#### Required work
Copy every line of the entries below word for word, but leave the pictures out.

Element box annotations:
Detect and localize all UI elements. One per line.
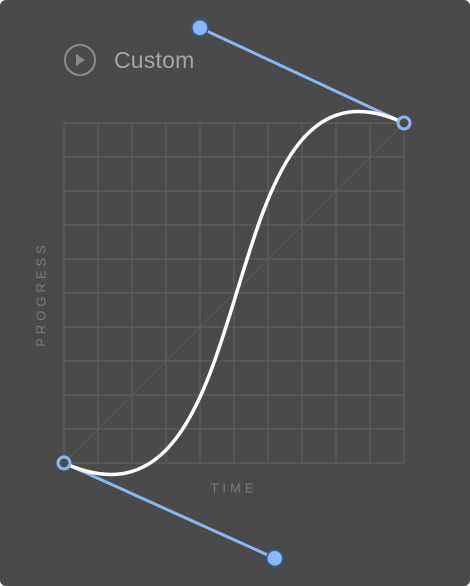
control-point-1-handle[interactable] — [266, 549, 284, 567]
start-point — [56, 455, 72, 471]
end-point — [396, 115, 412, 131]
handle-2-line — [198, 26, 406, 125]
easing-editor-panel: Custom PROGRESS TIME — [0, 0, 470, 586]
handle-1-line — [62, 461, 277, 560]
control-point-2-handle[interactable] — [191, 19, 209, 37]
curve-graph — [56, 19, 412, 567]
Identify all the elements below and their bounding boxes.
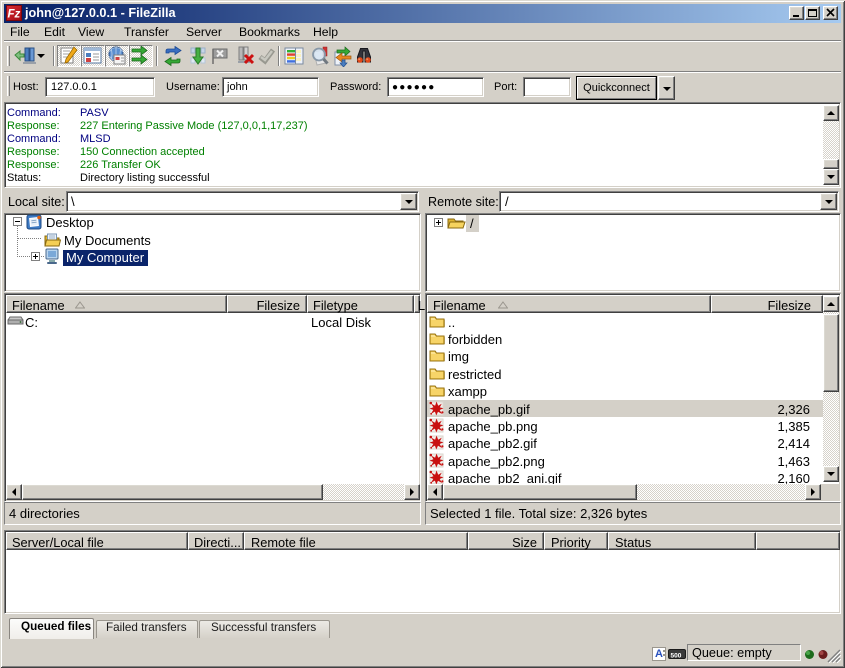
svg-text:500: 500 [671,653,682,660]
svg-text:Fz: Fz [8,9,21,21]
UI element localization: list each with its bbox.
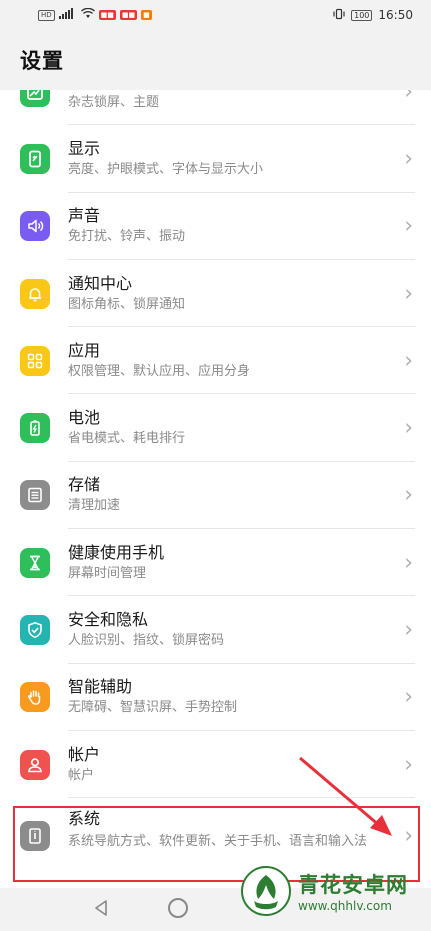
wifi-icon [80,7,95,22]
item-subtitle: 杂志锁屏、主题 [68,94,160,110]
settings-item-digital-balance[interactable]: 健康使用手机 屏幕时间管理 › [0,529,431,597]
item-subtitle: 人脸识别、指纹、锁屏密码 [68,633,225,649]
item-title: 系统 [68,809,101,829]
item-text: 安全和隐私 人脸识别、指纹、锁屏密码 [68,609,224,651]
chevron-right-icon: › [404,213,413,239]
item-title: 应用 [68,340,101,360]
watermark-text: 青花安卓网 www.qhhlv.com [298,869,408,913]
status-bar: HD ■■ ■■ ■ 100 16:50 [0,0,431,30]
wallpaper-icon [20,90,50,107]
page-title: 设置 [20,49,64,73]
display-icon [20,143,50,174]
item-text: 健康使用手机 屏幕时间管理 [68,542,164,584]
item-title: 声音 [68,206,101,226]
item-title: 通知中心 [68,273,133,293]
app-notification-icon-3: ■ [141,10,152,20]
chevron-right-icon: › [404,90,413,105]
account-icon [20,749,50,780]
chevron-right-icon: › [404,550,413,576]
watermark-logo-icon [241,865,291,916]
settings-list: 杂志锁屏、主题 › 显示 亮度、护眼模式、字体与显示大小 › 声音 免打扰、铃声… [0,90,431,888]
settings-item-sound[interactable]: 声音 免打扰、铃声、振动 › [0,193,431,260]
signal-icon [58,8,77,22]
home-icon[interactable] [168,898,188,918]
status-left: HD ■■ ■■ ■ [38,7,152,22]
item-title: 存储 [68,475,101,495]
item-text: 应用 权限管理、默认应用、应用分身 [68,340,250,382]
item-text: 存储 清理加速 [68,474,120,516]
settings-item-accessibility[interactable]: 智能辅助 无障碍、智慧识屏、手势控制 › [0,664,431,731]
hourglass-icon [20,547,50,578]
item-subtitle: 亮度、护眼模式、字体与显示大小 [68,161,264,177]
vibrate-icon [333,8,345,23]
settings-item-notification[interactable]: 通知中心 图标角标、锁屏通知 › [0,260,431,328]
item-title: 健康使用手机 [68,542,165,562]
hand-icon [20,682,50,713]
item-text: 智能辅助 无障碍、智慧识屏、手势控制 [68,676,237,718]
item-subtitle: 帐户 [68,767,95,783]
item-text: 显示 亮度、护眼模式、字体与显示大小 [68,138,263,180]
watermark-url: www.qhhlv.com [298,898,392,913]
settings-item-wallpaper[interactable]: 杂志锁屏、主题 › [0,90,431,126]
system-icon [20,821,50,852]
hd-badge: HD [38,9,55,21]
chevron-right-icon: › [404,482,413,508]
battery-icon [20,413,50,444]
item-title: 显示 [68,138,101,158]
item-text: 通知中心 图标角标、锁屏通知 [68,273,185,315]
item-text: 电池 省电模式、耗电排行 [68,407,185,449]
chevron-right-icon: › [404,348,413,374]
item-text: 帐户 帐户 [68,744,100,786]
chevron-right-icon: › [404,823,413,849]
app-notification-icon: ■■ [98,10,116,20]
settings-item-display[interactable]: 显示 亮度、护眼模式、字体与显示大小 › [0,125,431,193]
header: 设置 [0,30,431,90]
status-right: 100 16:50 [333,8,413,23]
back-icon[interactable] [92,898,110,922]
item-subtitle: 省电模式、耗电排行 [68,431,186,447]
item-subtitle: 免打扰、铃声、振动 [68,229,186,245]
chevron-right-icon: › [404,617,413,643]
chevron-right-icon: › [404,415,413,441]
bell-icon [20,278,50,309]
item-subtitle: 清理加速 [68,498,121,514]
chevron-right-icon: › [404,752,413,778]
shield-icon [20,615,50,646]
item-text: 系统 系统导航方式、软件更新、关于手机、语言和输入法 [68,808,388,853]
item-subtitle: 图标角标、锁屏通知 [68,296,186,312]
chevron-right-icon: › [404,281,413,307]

#### Solved exercise
Detect and localize all UI elements. One per line.
control-point-1-handle[interactable] — [266, 549, 284, 567]
start-point — [56, 455, 72, 471]
end-point — [396, 115, 412, 131]
handle-2-line — [198, 26, 406, 125]
easing-editor-panel: Custom PROGRESS TIME — [0, 0, 470, 586]
handle-1-line — [62, 461, 277, 560]
control-point-2-handle[interactable] — [191, 19, 209, 37]
curve-graph — [56, 19, 412, 567]
Identify all the elements below and their bounding boxes.
svg-text:500: 500 [671,653,682,660]
svg-text:Fz: Fz [8,9,21,21]
UI element localization: list each with its bbox.
wifi-icon [80,7,95,22]
item-subtitle: 杂志锁屏、主题 [68,94,160,110]
settings-item-digital-balance[interactable]: 健康使用手机 屏幕时间管理 › [0,529,431,597]
item-subtitle: 人脸识别、指纹、锁屏密码 [68,633,225,649]
item-title: 系统 [68,809,101,829]
item-text: 安全和隐私 人脸识别、指纹、锁屏密码 [68,609,224,651]
chevron-right-icon: › [404,213,413,239]
item-title: 应用 [68,340,101,360]
watermark-text: 青花安卓网 www.qhhlv.com [298,869,408,913]
status-bar: HD ■■ ■■ ■ 100 16:50 [0,0,431,30]
wallpaper-icon [20,90,50,107]
page-title: 设置 [20,49,64,73]
display-icon [20,143,50,174]
item-text: 健康使用手机 屏幕时间管理 [68,542,164,584]
item-title: 声音 [68,206,101,226]
item-title: 通知中心 [68,273,133,293]
app-notification-icon-3: ■ [141,10,152,20]
chevron-right-icon: › [404,90,413,105]
account-icon [20,749,50,780]
chevron-right-icon: › [404,550,413,576]
watermark-logo-icon [241,865,291,916]
settings-list: 杂志锁屏、主题 › 显示 亮度、护眼模式、字体与显示大小 › 声音 免打扰、铃声… [0,90,431,888]
settings-item-sound[interactable]: 声音 免打扰、铃声、振动 › [0,193,431,260]
signal-icon [58,8,77,22]
home-icon[interactable] [168,898,188,918]
status-left: HD ■■ ■■ ■ [38,7,152,22]
item-title: 存储 [68,475,101,495]
item-text: 应用 权限管理、默认应用、应用分身 [68,340,250,382]
item-text: 存储 清理加速 [68,474,120,516]
settings-item-accessibility[interactable]: 智能辅助 无障碍、智慧识屏、手势控制 › [0,664,431,731]
hourglass-icon [20,547,50,578]
item-subtitle: 亮度、护眼模式、字体与显示大小 [68,161,264,177]
vibrate-icon [333,8,345,23]
settings-item-notification[interactable]: 通知中心 图标角标、锁屏通知 › [0,260,431,328]
item-title: 健康使用手机 [68,542,165,562]
hand-icon [20,682,50,713]
item-text: 智能辅助 无障碍、智慧识屏、手势控制 [68,676,237,718]
item-subtitle: 帐户 [68,767,95,783]
item-text: 显示 亮度、护眼模式、字体与显示大小 [68,138,263,180]
watermark-url: www.qhhlv.com [298,898,392,913]
settings-item-wallpaper[interactable]: 杂志锁屏、主题 › [0,90,431,126]
system-icon [20,821,50,852]
hd-badge: HD [38,9,55,21]
chevron-right-icon: › [404,482,413,508]
battery-icon [20,413,50,444]
item-title: 显示 [68,138,101,158]
item-text: 通知中心 图标角标、锁屏通知 [68,273,185,315]
item-text: 电池 省电模式、耗电排行 [68,407,185,449]
chevron-right-icon: › [404,348,413,374]
item-text: 帐户 帐户 [68,744,100,786]
chevron-right-icon: › [404,823,413,849]
app-notification-icon: ■■ [98,10,116,20]
settings-item-display[interactable]: 显示 亮度、护眼模式、字体与显示大小 › [0,125,431,193]
header: 设置 [0,30,431,90]
status-right: 100 16:50 [333,8,413,23]
back-icon[interactable] [92,898,110,922]
item-subtitle: 省电模式、耗电排行 [68,431,186,447]
item-subtitle: 免打扰、铃声、振动 [68,229,186,245]
chevron-right-icon: › [404,617,413,643]
chevron-right-icon: › [404,415,413,441]
bell-icon [20,278,50,309]
item-subtitle: 清理加速 [68,498,121,514]
chevron-right-icon: › [404,752,413,778]
shield-icon [20,615,50,646]
item-text: 系统 系统导航方式、软件更新、关于手机、语言和输入法 [68,808,388,853]
item-subtitle: 图标角标、锁屏通知 [68,296,186,312]
chevron-right-icon: › [404,281,413,307]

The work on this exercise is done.